◆ **THE REQUEST**
The records below must be transcribed exactly. Do not include the pictures.

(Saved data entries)
+++

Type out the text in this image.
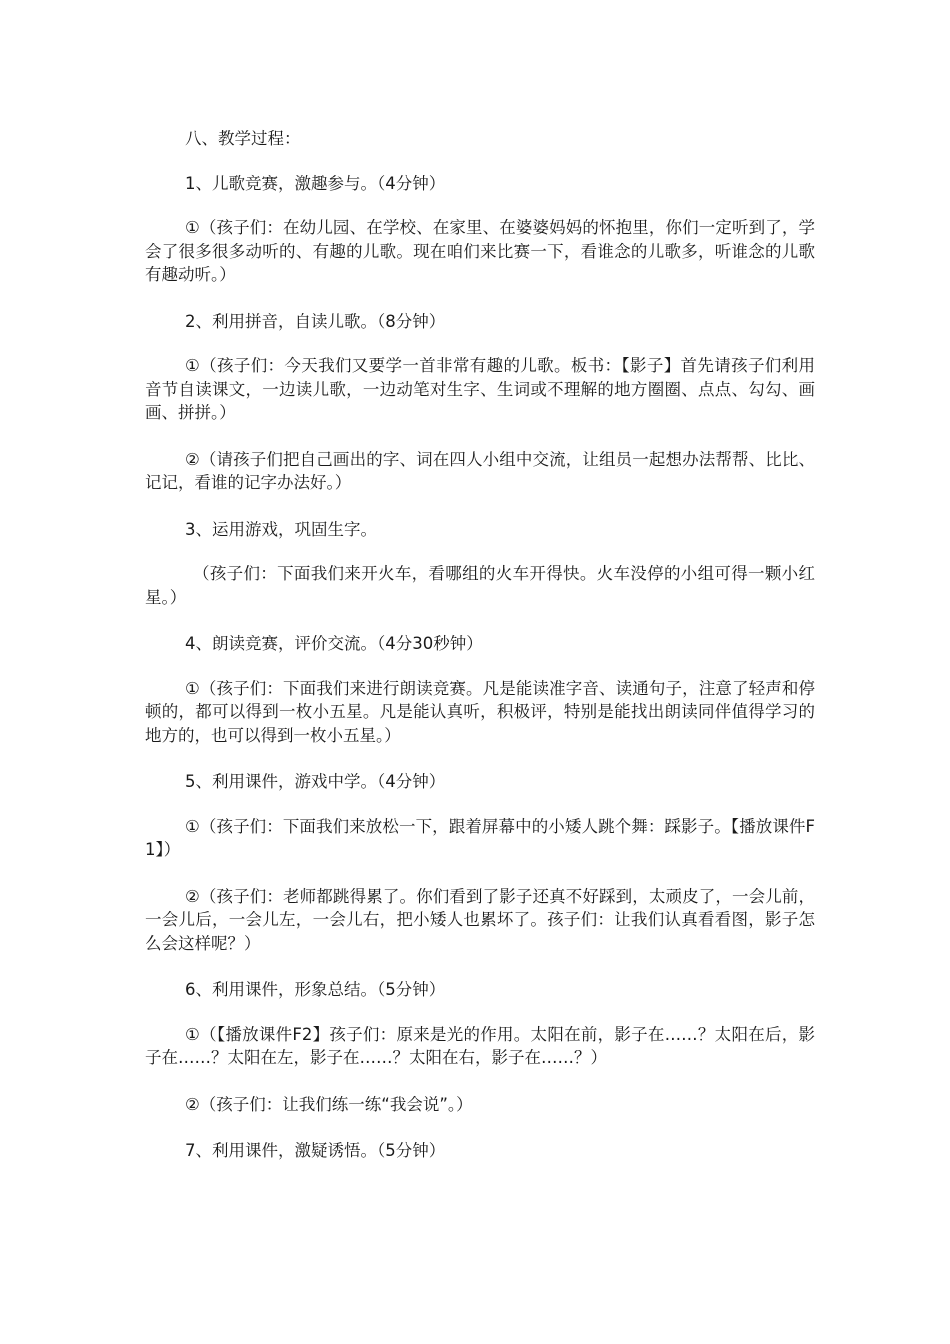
八、教学过程：

1、儿歌竞赛，激趣参与。（4分钟）

①（孩子们：在幼儿园、在学校、在家里、在婆婆妈妈的怀抱里，你们一定听到了，学会了很多很多动听的、有趣的儿歌。现在咱们来比赛一下，看谁念的儿歌多，听谁念的儿歌有趣动听。）

2、利用拼音，自读儿歌。（8分钟）

①（孩子们：今天我们又要学一首非常有趣的儿歌。板书：【影子】首先请孩子们利用音节自读课文，一边读儿歌，一边动笔对生字、生词或不理解的地方圈圈、点点、勾勾、画画、拼拼。）

②（请孩子们把自己画出的字、词在四人小组中交流，让组员一起想办法帮帮、比比、记记，看谁的记字办法好。）

3、运用游戏，巩固生字。

（孩子们：下面我们来开火车，看哪组的火车开得快。火车没停的小组可得一颗小红星。）

4、朗读竞赛，评价交流。（4分30秒钟）

①（孩子们：下面我们来进行朗读竞赛。凡是能读准字音、读通句子，注意了轻声和停顿的，都可以得到一枚小五星。凡是能认真听，积极评，特别是能找出朗读同伴值得学习的地方的，也可以得到一枚小五星。）

5、利用课件，游戏中学。（4分钟）

①（孩子们：下面我们来放松一下，跟着屏幕中的小矮人跳个舞：踩影子。【播放课件F1】）

②（孩子们：老师都跳得累了。你们看到了影子还真不好踩到，太顽皮了，一会儿前，一会儿后，一会儿左，一会儿右，把小矮人也累坏了。孩子们：让我们认真看看图，影子怎么会这样呢？）

6、利用课件，形象总结。（5分钟）

①（【播放课件F2】孩子们：原来是光的作用。太阳在前，影子在……？太阳在后，影子在……？太阳在左，影子在……？太阳在右，影子在……？）

②（孩子们：让我们练一练“我会说”。）

7、利用课件，激疑诱悟。（5分钟）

+++

◆ **FULL RESPONSE**
Type out the text in this image.
八、教学过程：

1、儿歌竞赛，激趣参与。（4分钟）

①（孩子们：在幼儿园、在学校、在家里、在婆婆妈妈的怀抱里，你们一定听到了，学会了很多很多动听的、有趣的儿歌。现在咱们来比赛一下，看谁念的儿歌多，听谁念的儿歌有趣动听。）

2、利用拼音，自读儿歌。（8分钟）

①（孩子们：今天我们又要学一首非常有趣的儿歌。板书：【影子】首先请孩子们利用音节自读课文，一边读儿歌，一边动笔对生字、生词或不理解的地方圈圈、点点、勾勾、画画、拼拼。）

②（请孩子们把自己画出的字、词在四人小组中交流，让组员一起想办法帮帮、比比、记记，看谁的记字办法好。）

3、运用游戏，巩固生字。

（孩子们：下面我们来开火车，看哪组的火车开得快。火车没停的小组可得一颗小红星。）

4、朗读竞赛，评价交流。（4分30秒钟）

①（孩子们：下面我们来进行朗读竞赛。凡是能读准字音、读通句子，注意了轻声和停顿的，都可以得到一枚小五星。凡是能认真听，积极评，特别是能找出朗读同伴值得学习的地方的，也可以得到一枚小五星。）

5、利用课件，游戏中学。（4分钟）

①（孩子们：下面我们来放松一下，跟着屏幕中的小矮人跳个舞：踩影子。【播放课件F1】）

②（孩子们：老师都跳得累了。你们看到了影子还真不好踩到，太顽皮了，一会儿前，一会儿后，一会儿左，一会儿右，把小矮人也累坏了。孩子们：让我们认真看看图，影子怎么会这样呢？）

6、利用课件，形象总结。（5分钟）

①（【播放课件F2】孩子们：原来是光的作用。太阳在前，影子在……？太阳在后，影子在……？太阳在左，影子在……？太阳在右，影子在……？）

②（孩子们：让我们练一练“我会说”。）

7、利用课件，激疑诱悟。（5分钟）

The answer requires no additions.